(Problem to solve):
Copy the listing below word for word, leaving out the pictures.

»»

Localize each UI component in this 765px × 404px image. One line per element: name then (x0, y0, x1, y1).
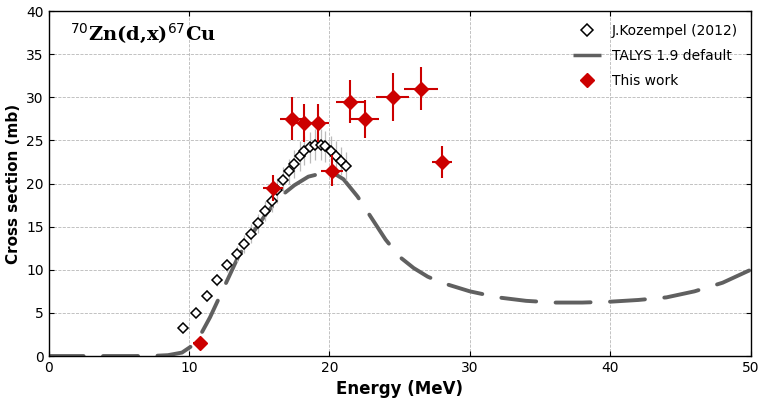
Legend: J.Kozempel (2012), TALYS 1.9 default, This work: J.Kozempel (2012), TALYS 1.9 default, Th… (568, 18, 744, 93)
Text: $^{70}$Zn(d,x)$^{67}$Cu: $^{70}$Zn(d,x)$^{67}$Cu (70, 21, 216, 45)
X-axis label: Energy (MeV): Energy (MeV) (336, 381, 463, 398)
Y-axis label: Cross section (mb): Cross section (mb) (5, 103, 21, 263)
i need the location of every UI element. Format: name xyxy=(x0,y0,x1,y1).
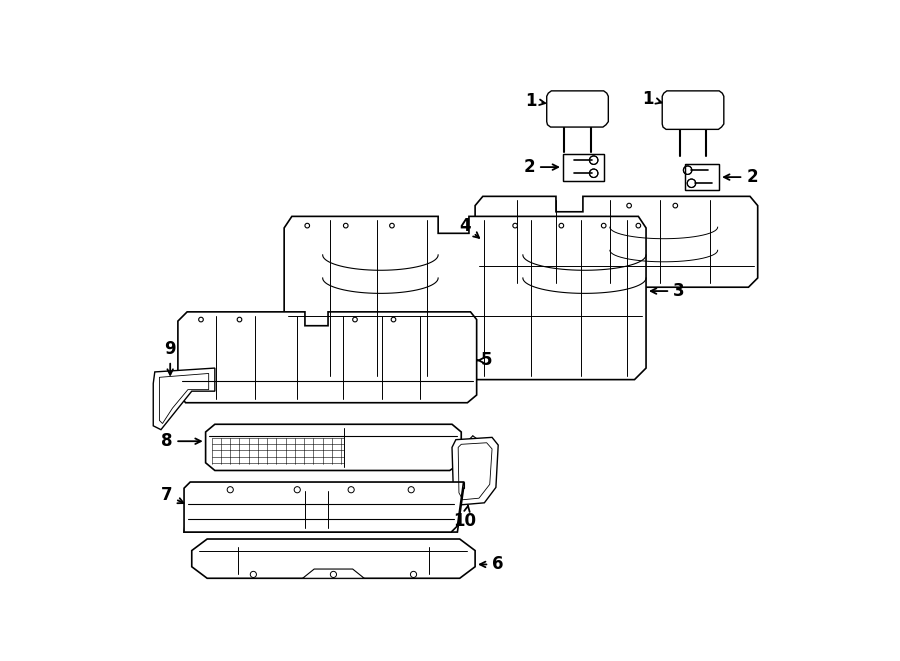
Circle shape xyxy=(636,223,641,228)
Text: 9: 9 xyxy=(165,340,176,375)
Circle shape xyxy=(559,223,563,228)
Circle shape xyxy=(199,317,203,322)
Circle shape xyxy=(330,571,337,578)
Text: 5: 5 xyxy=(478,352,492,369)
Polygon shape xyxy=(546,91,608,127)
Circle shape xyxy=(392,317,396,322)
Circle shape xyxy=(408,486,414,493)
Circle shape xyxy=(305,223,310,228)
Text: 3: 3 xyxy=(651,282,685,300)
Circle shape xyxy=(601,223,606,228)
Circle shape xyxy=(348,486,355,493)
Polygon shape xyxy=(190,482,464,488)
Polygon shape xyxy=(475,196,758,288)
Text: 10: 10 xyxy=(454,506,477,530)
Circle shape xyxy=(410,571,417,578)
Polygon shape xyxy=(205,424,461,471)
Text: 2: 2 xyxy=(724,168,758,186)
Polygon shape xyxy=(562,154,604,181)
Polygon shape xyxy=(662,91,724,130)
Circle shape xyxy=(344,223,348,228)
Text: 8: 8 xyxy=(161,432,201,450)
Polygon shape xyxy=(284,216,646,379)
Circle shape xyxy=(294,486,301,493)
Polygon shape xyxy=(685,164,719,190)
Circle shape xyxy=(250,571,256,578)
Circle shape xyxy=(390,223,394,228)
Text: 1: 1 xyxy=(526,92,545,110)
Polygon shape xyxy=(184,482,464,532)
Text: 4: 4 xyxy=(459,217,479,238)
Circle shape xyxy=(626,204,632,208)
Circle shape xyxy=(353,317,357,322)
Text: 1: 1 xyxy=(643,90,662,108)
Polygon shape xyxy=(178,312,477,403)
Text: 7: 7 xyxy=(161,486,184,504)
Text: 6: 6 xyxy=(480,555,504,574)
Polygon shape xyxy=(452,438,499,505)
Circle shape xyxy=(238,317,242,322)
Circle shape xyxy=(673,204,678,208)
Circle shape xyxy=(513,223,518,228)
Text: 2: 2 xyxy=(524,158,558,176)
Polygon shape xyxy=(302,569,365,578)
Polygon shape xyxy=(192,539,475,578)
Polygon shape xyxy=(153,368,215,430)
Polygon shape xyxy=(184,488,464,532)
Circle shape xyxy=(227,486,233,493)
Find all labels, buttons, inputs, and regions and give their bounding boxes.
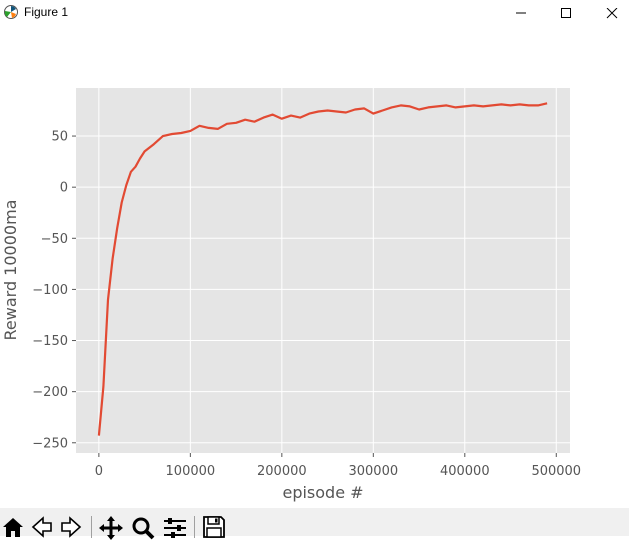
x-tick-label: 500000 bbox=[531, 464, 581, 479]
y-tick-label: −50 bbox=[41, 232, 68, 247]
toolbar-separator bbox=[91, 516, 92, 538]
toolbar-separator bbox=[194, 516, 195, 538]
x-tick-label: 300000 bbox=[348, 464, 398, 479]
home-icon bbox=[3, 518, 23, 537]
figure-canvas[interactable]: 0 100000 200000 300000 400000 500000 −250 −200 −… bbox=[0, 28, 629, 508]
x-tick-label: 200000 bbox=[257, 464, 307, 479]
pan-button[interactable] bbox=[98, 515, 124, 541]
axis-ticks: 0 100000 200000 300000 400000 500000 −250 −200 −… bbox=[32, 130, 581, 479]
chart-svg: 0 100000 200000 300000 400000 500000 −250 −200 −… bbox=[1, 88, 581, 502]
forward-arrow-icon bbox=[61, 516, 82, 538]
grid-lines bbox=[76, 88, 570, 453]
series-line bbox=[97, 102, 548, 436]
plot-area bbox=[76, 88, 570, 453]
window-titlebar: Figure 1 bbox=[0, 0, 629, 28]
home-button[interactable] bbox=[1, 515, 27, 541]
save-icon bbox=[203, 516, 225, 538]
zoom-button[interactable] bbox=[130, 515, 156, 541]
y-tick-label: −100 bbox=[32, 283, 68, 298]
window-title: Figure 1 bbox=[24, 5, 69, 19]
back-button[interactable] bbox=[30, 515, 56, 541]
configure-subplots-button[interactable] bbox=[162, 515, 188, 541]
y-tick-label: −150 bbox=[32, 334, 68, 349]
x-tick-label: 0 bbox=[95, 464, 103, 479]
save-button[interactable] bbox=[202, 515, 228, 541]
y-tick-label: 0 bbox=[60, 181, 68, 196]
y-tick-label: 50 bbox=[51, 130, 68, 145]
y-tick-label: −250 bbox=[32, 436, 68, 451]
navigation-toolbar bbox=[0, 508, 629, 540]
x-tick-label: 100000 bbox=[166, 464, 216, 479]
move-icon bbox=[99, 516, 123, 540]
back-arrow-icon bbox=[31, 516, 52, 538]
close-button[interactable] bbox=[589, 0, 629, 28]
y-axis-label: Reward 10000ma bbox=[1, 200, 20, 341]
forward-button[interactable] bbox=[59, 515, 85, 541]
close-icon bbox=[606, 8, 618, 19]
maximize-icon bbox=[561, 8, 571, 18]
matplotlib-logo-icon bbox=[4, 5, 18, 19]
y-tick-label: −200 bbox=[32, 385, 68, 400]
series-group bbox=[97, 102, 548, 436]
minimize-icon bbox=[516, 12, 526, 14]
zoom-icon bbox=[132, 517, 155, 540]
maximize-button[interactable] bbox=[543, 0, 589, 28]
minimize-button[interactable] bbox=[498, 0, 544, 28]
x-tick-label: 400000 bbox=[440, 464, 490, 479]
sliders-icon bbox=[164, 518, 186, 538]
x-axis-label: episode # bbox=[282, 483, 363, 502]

««

(Result for this exercise):
Localize each UI component in this 765px × 404px image. One line per element: name then (x0, y0, x1, y1).
Legend: J.Kozempel (2012), TALYS 1.9 default, This work: J.Kozempel (2012), TALYS 1.9 default, Th… (568, 18, 744, 93)
Text: $^{70}$Zn(d,x)$^{67}$Cu: $^{70}$Zn(d,x)$^{67}$Cu (70, 21, 216, 45)
X-axis label: Energy (MeV): Energy (MeV) (336, 381, 463, 398)
Y-axis label: Cross section (mb): Cross section (mb) (5, 103, 21, 263)
i need the location of every UI element. Format: name xyxy=(x0,y0,x1,y1).
Circle shape xyxy=(636,223,641,228)
Text: 9: 9 xyxy=(165,340,176,375)
Circle shape xyxy=(559,223,563,228)
Circle shape xyxy=(199,317,203,322)
Circle shape xyxy=(330,571,337,578)
Text: 5: 5 xyxy=(478,352,492,369)
Polygon shape xyxy=(546,91,608,127)
Circle shape xyxy=(392,317,396,322)
Circle shape xyxy=(408,486,414,493)
Circle shape xyxy=(305,223,310,228)
Text: 3: 3 xyxy=(651,282,685,300)
Circle shape xyxy=(601,223,606,228)
Circle shape xyxy=(348,486,355,493)
Polygon shape xyxy=(190,482,464,488)
Polygon shape xyxy=(475,196,758,288)
Text: 10: 10 xyxy=(454,506,477,530)
Circle shape xyxy=(410,571,417,578)
Polygon shape xyxy=(205,424,461,471)
Text: 2: 2 xyxy=(724,168,758,186)
Polygon shape xyxy=(562,154,604,181)
Polygon shape xyxy=(662,91,724,130)
Circle shape xyxy=(344,223,348,228)
Text: 8: 8 xyxy=(161,432,201,450)
Polygon shape xyxy=(284,216,646,379)
Circle shape xyxy=(294,486,301,493)
Polygon shape xyxy=(685,164,719,190)
Circle shape xyxy=(250,571,256,578)
Circle shape xyxy=(390,223,394,228)
Text: 1: 1 xyxy=(526,92,545,110)
Polygon shape xyxy=(184,482,464,532)
Text: 4: 4 xyxy=(459,217,479,238)
Circle shape xyxy=(626,204,632,208)
Circle shape xyxy=(353,317,357,322)
Text: 1: 1 xyxy=(643,90,662,108)
Polygon shape xyxy=(178,312,477,403)
Text: 7: 7 xyxy=(161,486,184,504)
Text: 6: 6 xyxy=(480,555,504,574)
Polygon shape xyxy=(452,438,499,505)
Circle shape xyxy=(238,317,242,322)
Circle shape xyxy=(673,204,678,208)
Circle shape xyxy=(513,223,518,228)
Text: 2: 2 xyxy=(524,158,558,176)
Polygon shape xyxy=(302,569,365,578)
Polygon shape xyxy=(192,539,475,578)
Polygon shape xyxy=(153,368,215,430)
Polygon shape xyxy=(184,488,464,532)
Circle shape xyxy=(227,486,233,493)
Find all labels, buttons, inputs, and regions and give their bounding boxes.
x-tick-label: 500000 bbox=[531, 464, 581, 479]
y-tick-label: −50 bbox=[41, 232, 68, 247]
toolbar-separator bbox=[91, 516, 92, 538]
toolbar-separator bbox=[194, 516, 195, 538]
x-tick-label: 300000 bbox=[348, 464, 398, 479]
home-icon bbox=[3, 518, 23, 537]
figure-canvas[interactable]: 0 100000 200000 300000 400000 500000 −250 −200 −… bbox=[0, 28, 629, 508]
x-tick-label: 200000 bbox=[257, 464, 307, 479]
pan-button[interactable] bbox=[98, 515, 124, 541]
axis-ticks: 0 100000 200000 300000 400000 500000 −250 −200 −… bbox=[32, 130, 581, 479]
chart-svg: 0 100000 200000 300000 400000 500000 −250 −200 −… bbox=[1, 88, 581, 502]
forward-arrow-icon bbox=[61, 516, 82, 538]
grid-lines bbox=[76, 88, 570, 453]
series-line bbox=[97, 102, 548, 436]
plot-area bbox=[76, 88, 570, 453]
window-titlebar: Figure 1 bbox=[0, 0, 629, 28]
home-button[interactable] bbox=[1, 515, 27, 541]
save-icon bbox=[203, 516, 225, 538]
zoom-button[interactable] bbox=[130, 515, 156, 541]
y-tick-label: −100 bbox=[32, 283, 68, 298]
window-title: Figure 1 bbox=[24, 5, 69, 19]
back-button[interactable] bbox=[30, 515, 56, 541]
configure-subplots-button[interactable] bbox=[162, 515, 188, 541]
y-tick-label: −150 bbox=[32, 334, 68, 349]
x-tick-label: 0 bbox=[95, 464, 103, 479]
save-button[interactable] bbox=[202, 515, 228, 541]
y-tick-label: 0 bbox=[60, 181, 68, 196]
y-tick-label: 50 bbox=[51, 130, 68, 145]
y-tick-label: −250 bbox=[32, 436, 68, 451]
navigation-toolbar bbox=[0, 508, 629, 540]
x-tick-label: 100000 bbox=[166, 464, 216, 479]
move-icon bbox=[99, 516, 123, 540]
back-arrow-icon bbox=[31, 516, 52, 538]
close-button[interactable] bbox=[589, 0, 629, 28]
y-axis-label: Reward 10000ma bbox=[1, 200, 20, 341]
forward-button[interactable] bbox=[59, 515, 85, 541]
close-icon bbox=[606, 8, 618, 19]
maximize-icon bbox=[561, 8, 571, 18]
matplotlib-logo-icon bbox=[4, 5, 18, 19]
y-tick-label: −200 bbox=[32, 385, 68, 400]
series-group bbox=[97, 102, 548, 436]
minimize-icon bbox=[516, 12, 526, 14]
zoom-icon bbox=[132, 517, 155, 540]
maximize-button[interactable] bbox=[543, 0, 589, 28]
minimize-button[interactable] bbox=[498, 0, 544, 28]
x-tick-label: 400000 bbox=[440, 464, 490, 479]
sliders-icon bbox=[164, 518, 186, 538]
x-axis-label: episode # bbox=[282, 483, 363, 502]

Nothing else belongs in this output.